"""
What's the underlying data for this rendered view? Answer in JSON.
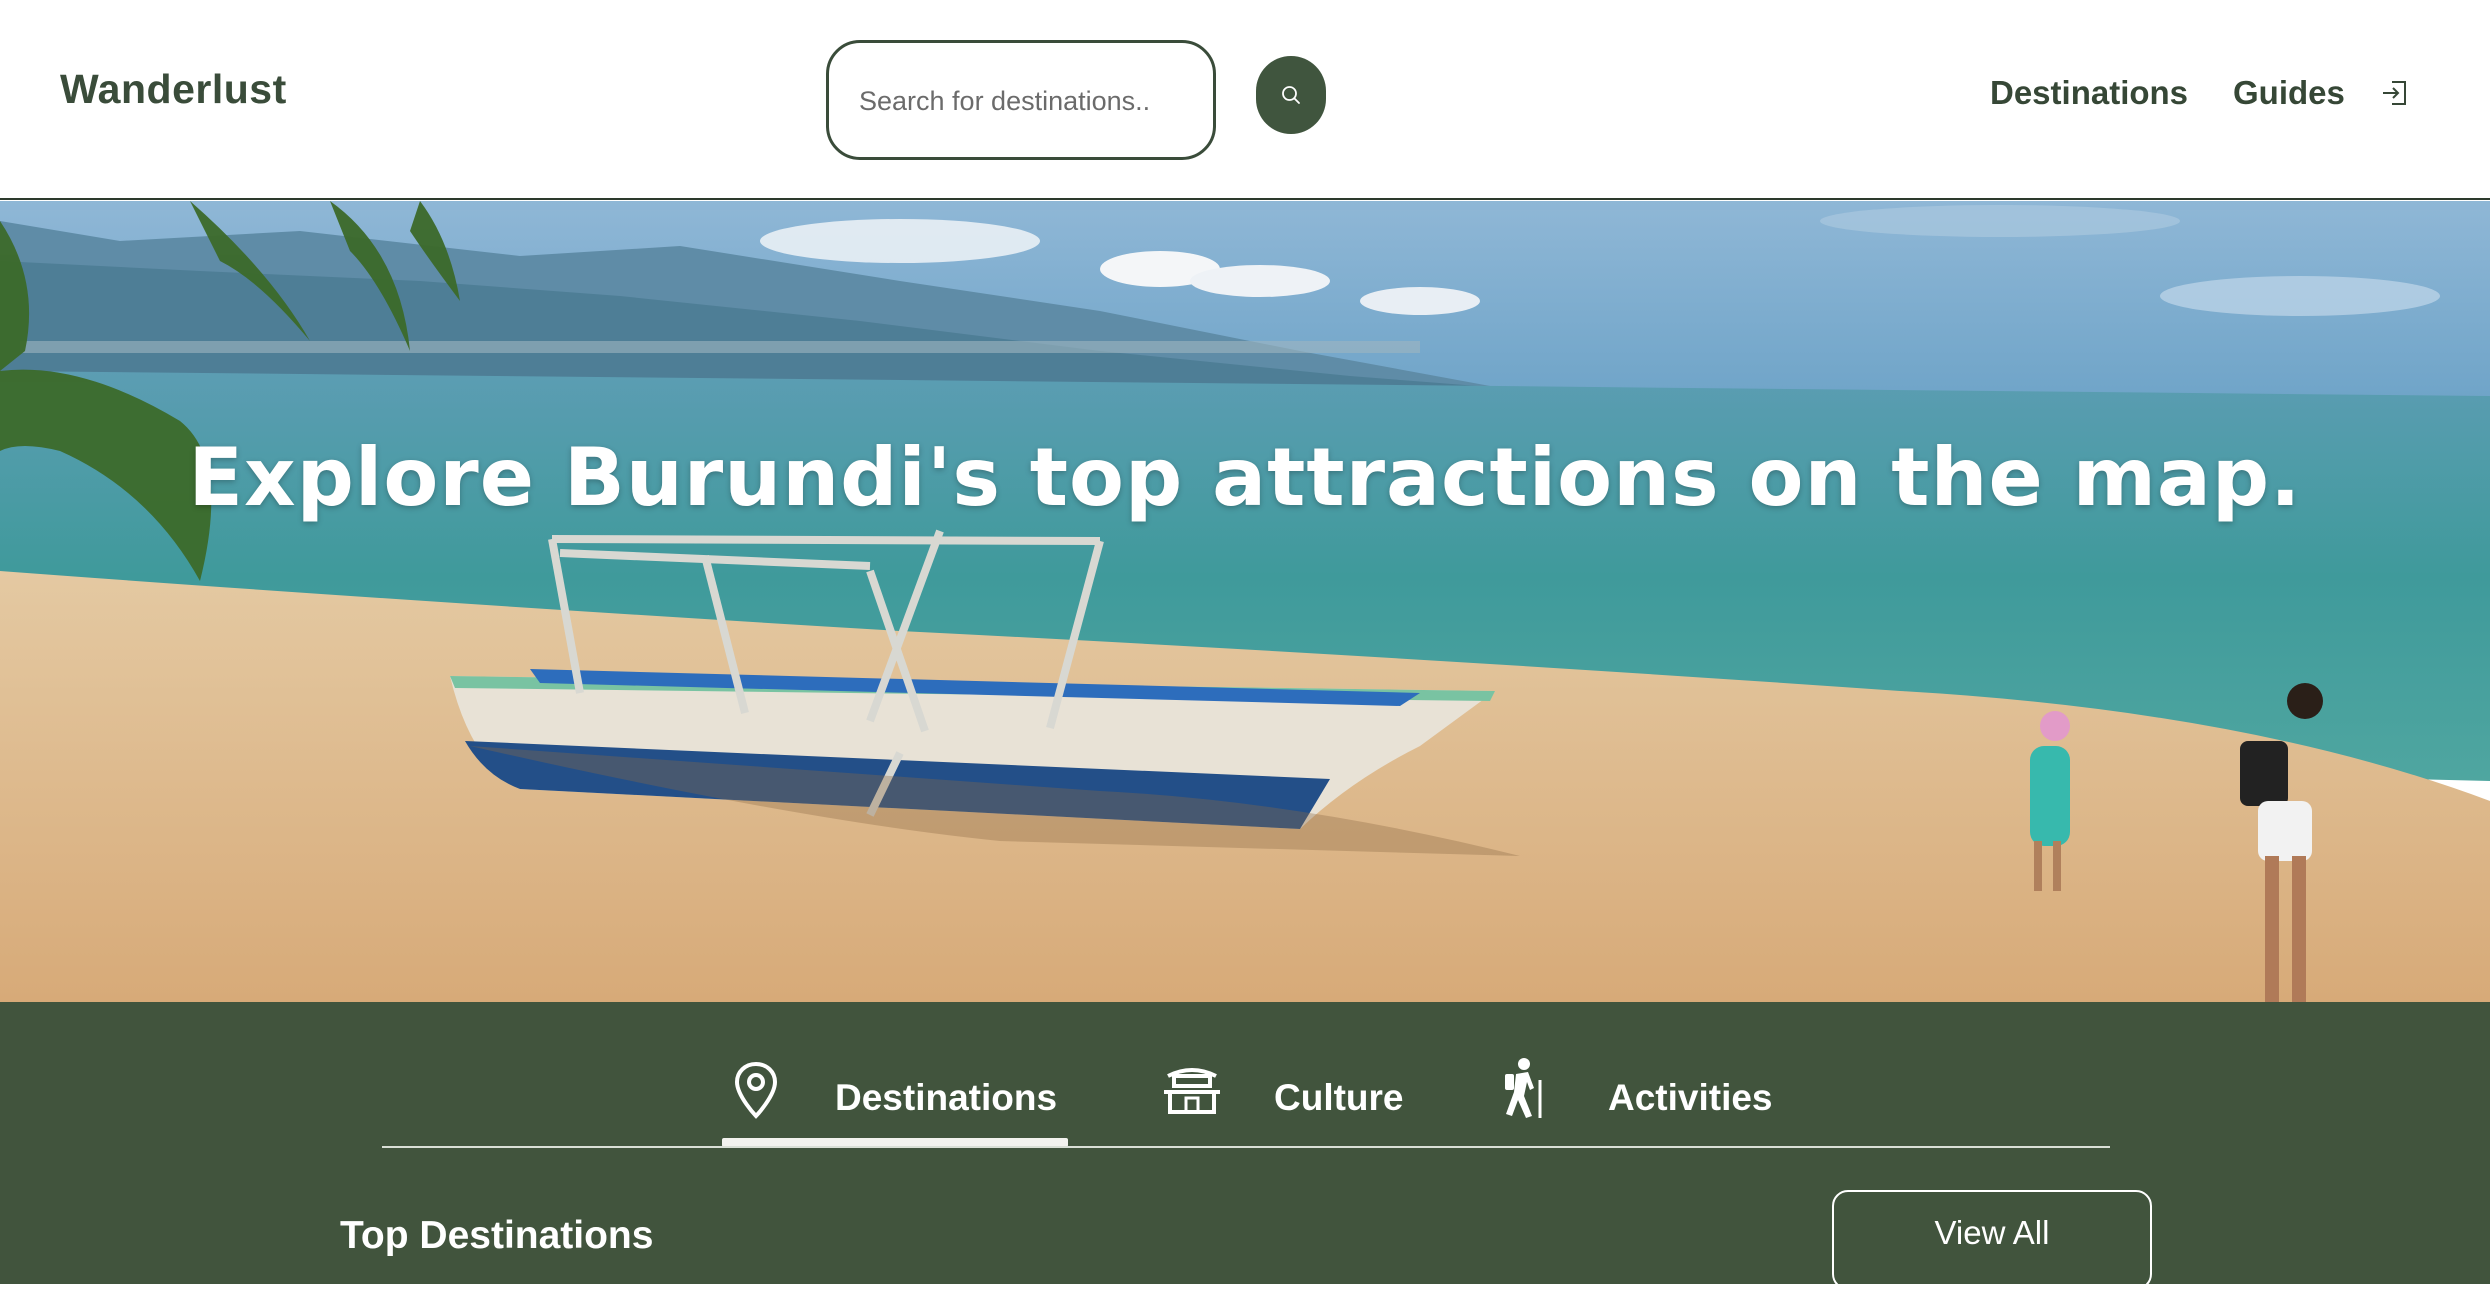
{
  "header": {
    "logo": "Wanderlust",
    "search": {
      "placeholder": "Search for destinations..",
      "value": ""
    },
    "nav": {
      "destinations": "Destinations",
      "guides": "Guides"
    },
    "icons": {
      "search": "search-icon",
      "login": "login-icon"
    }
  },
  "hero": {
    "title": "Explore Burundi's top attractions on the map."
  },
  "tabs": [
    {
      "label": "Destinations",
      "icon": "map-pin-icon",
      "active": true
    },
    {
      "label": "Culture",
      "icon": "pagoda-icon",
      "active": false
    },
    {
      "label": "Activities",
      "icon": "hiker-icon",
      "active": false
    }
  ],
  "section": {
    "title": "Top Destinations",
    "view_all": "View All"
  },
  "colors": {
    "brand_green": "#41543d",
    "text_dark": "#364736"
  }
}
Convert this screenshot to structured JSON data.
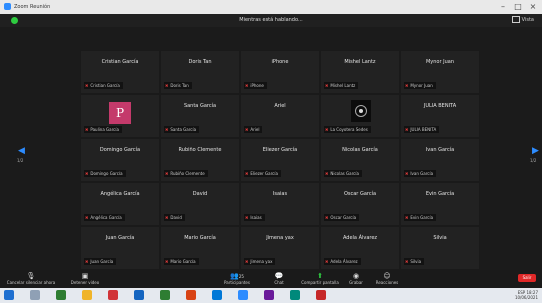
{
  "window": {
    "title": "Zoom Reunión"
  },
  "topbar": {
    "viewing": "Mientras está hablando...",
    "view_label": "Vista"
  },
  "page": {
    "left_num": "1/2",
    "right_num": "1/2"
  },
  "tiles": [
    {
      "name": "Cristian García",
      "label": "Cristian García"
    },
    {
      "name": "Doris Tan",
      "label": "Doris Tan"
    },
    {
      "name": "iPhone",
      "label": "iPhone"
    },
    {
      "name": "Mishel Lantz",
      "label": "Mishel Lantz"
    },
    {
      "name": "Mynor Juan",
      "label": "Mynor Juan"
    },
    {
      "name": "",
      "label": "Paulina García",
      "avatar": "P"
    },
    {
      "name": "Santa García",
      "label": "Santa García"
    },
    {
      "name": "Ariel",
      "label": "Ariel"
    },
    {
      "name": "",
      "label": "La Coyotera Sedes",
      "photo": true
    },
    {
      "name": "JULIA BENITA",
      "label": "JULIA BENITA"
    },
    {
      "name": "Domingo García",
      "label": "Domingo García"
    },
    {
      "name": "Rubiño Clemente",
      "label": "Rubiño Clemente"
    },
    {
      "name": "Eliezer García",
      "label": "Eliezer García"
    },
    {
      "name": "Nicolas García",
      "label": "Nicolas García"
    },
    {
      "name": "Ivan García",
      "label": "Ivan García"
    },
    {
      "name": "Angélica García",
      "label": "Angélica García"
    },
    {
      "name": "David",
      "label": "David"
    },
    {
      "name": "Isaias",
      "label": "Isaias"
    },
    {
      "name": "Oscar García",
      "label": "Oscar García"
    },
    {
      "name": "Evin García",
      "label": "Evin García"
    },
    {
      "name": "Juan García",
      "label": "Juan García"
    },
    {
      "name": "Mario García",
      "label": "Mario García"
    },
    {
      "name": "Jimena yax",
      "label": "Jimena yax"
    },
    {
      "name": "Adela Álvarez",
      "label": "Adela Álvarez"
    },
    {
      "name": "Silvia",
      "label": "Silvia"
    }
  ],
  "toolbar": {
    "audio": "Cancelar silenciar ahora",
    "video": "Detener video",
    "participants": "Participantes",
    "participants_count": "25",
    "chat": "Chat",
    "share": "Compartir pantalla",
    "record": "Grabar",
    "reactions": "Reacciones",
    "leave": "Salir",
    "accent": "#2ecc40",
    "leave_color": "#e02828"
  },
  "taskbar": {
    "time": "18:27",
    "date": "10/06/2021",
    "lang": "ESP"
  }
}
"""
• What is needed
Drop the images and repeat the data exactly.

• Solution for this task
What's the underlying data for this rendered view? Answer in JSON.
{
  "header": {
    "logo": "Wanderlust",
    "search": {
      "placeholder": "Search for destinations..",
      "value": ""
    },
    "nav": {
      "destinations": "Destinations",
      "guides": "Guides"
    },
    "icons": {
      "search": "search-icon",
      "login": "login-icon"
    }
  },
  "hero": {
    "title": "Explore Burundi's top attractions on the map."
  },
  "tabs": [
    {
      "label": "Destinations",
      "icon": "map-pin-icon",
      "active": true
    },
    {
      "label": "Culture",
      "icon": "pagoda-icon",
      "active": false
    },
    {
      "label": "Activities",
      "icon": "hiker-icon",
      "active": false
    }
  ],
  "section": {
    "title": "Top Destinations",
    "view_all": "View All"
  },
  "colors": {
    "brand_green": "#41543d",
    "text_dark": "#364736"
  }
}
Convert this screenshot to structured JSON data.
{
  "window": {
    "title": "Zoom Reunión"
  },
  "topbar": {
    "viewing": "Mientras está hablando...",
    "view_label": "Vista"
  },
  "page": {
    "left_num": "1/2",
    "right_num": "1/2"
  },
  "tiles": [
    {
      "name": "Cristian García",
      "label": "Cristian García"
    },
    {
      "name": "Doris Tan",
      "label": "Doris Tan"
    },
    {
      "name": "iPhone",
      "label": "iPhone"
    },
    {
      "name": "Mishel Lantz",
      "label": "Mishel Lantz"
    },
    {
      "name": "Mynor Juan",
      "label": "Mynor Juan"
    },
    {
      "name": "",
      "label": "Paulina García",
      "avatar": "P"
    },
    {
      "name": "Santa García",
      "label": "Santa García"
    },
    {
      "name": "Ariel",
      "label": "Ariel"
    },
    {
      "name": "",
      "label": "La Coyotera Sedes",
      "photo": true
    },
    {
      "name": "JULIA BENITA",
      "label": "JULIA BENITA"
    },
    {
      "name": "Domingo García",
      "label": "Domingo García"
    },
    {
      "name": "Rubiño Clemente",
      "label": "Rubiño Clemente"
    },
    {
      "name": "Eliezer García",
      "label": "Eliezer García"
    },
    {
      "name": "Nicolas García",
      "label": "Nicolas García"
    },
    {
      "name": "Ivan García",
      "label": "Ivan García"
    },
    {
      "name": "Angélica García",
      "label": "Angélica García"
    },
    {
      "name": "David",
      "label": "David"
    },
    {
      "name": "Isaias",
      "label": "Isaias"
    },
    {
      "name": "Oscar García",
      "label": "Oscar García"
    },
    {
      "name": "Evin García",
      "label": "Evin García"
    },
    {
      "name": "Juan García",
      "label": "Juan García"
    },
    {
      "name": "Mario García",
      "label": "Mario García"
    },
    {
      "name": "Jimena yax",
      "label": "Jimena yax"
    },
    {
      "name": "Adela Álvarez",
      "label": "Adela Álvarez"
    },
    {
      "name": "Silvia",
      "label": "Silvia"
    }
  ],
  "toolbar": {
    "audio": "Cancelar silenciar ahora",
    "video": "Detener video",
    "participants": "Participantes",
    "participants_count": "25",
    "chat": "Chat",
    "share": "Compartir pantalla",
    "record": "Grabar",
    "reactions": "Reacciones",
    "leave": "Salir",
    "accent": "#2ecc40",
    "leave_color": "#e02828"
  },
  "taskbar": {
    "time": "18:27",
    "date": "10/06/2021",
    "lang": "ESP"
  }
}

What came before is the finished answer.